-- TUGAS SINGKAT --
Jawab tiga pertanyaan berikut berdasarkan teks tentang cara memulai obrolan di bawah:
1. Dalam bahasa apa penulis merasa lebih mudah bercanda?
2. Apa yang disebut sebagai salah satu keberhasilan utama penulis untuk berkamuflase menjadi ekstrovert?
3. Setelah mengamati orang-orang di sekitar, apa yang perlu didengarkan?

-- BAGIAN TEKS --
--------------------------------
Cara mencari topik umum untuk memulai pembicaraan adalah perluas pengetahuanmu. Cari saja di YouTube tentang pembahasan, baca banyak berita, lebih sering menonton televisi, dan lain-lain. Tapi pastikan untuk mengerti fakta yang kamu bicarakan, supaya jatuhnya tidak gosip. Dan uniknya, aku menemukan aku lebih fasih berbasa-basi dengan bahasa Inggris daripada lewat bahasa Indonesia. Lalu lebih mudah bercanda dengan bahasa Korea daripada bahasa Inggris atau Bahasa Indonesia. Aku tidak tahu alasan ilmiah dibaliknya, namun itu terjadi padaku.
Oh iya, salah satu keberhasilan utamaku untuk berkamuflase menjadi ekstrovert adalah karena aku mau belajar. Jadi paksakan dirimu, pasti bisa 'kok. Nanti ke-kaku-anmu akan berkurang dan lebih santai saat berbicara dengan orang lain. Jangan lupa untuk mengobservasi para orang-orang di sekitarmu, kepolah. Lalu dengarkan topik seperti apa yang mereka bicarakan, lalu ikutlah berbincang. Awalnya mungkin canggung, namun lama-lama akan terbiasa.
--------------------------------
[Butir dari sumber data]

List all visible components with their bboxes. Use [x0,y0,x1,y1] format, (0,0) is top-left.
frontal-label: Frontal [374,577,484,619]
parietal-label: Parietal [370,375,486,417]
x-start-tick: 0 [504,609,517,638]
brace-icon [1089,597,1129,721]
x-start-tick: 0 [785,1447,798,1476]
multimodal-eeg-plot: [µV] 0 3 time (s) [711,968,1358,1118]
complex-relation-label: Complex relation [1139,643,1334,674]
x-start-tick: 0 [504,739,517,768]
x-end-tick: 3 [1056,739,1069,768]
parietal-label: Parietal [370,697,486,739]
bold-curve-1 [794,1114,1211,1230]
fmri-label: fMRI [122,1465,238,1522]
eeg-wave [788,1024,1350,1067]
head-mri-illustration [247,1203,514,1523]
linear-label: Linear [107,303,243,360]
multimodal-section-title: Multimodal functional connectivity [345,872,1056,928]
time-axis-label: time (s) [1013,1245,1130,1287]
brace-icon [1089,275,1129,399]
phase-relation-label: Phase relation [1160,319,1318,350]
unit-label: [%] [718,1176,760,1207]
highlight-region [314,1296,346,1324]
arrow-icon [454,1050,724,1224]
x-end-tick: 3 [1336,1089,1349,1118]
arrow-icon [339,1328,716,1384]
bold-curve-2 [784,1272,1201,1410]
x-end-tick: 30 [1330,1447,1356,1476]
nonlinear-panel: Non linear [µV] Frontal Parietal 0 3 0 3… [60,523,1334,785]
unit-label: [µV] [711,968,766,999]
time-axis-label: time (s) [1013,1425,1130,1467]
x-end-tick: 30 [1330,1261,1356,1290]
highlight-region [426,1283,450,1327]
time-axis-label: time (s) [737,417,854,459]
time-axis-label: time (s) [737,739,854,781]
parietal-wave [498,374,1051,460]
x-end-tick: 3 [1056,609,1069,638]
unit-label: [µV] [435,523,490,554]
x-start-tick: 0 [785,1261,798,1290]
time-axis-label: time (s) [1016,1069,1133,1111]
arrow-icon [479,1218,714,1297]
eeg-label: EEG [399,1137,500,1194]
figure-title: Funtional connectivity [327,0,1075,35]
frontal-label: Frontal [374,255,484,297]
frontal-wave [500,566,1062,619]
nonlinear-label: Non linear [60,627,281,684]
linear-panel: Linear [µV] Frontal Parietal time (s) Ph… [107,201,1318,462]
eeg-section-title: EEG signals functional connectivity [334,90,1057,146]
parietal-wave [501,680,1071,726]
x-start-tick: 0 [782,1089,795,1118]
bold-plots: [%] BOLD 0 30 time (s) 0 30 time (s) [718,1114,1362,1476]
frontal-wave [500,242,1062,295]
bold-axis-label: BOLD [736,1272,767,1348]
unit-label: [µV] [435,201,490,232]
--------------------------------
-- JAWABAN SOAL --
1. Bahasa Korea.
2. Kemauan untuk belajar.
3. Topik seperti apa yang mereka bicarakan.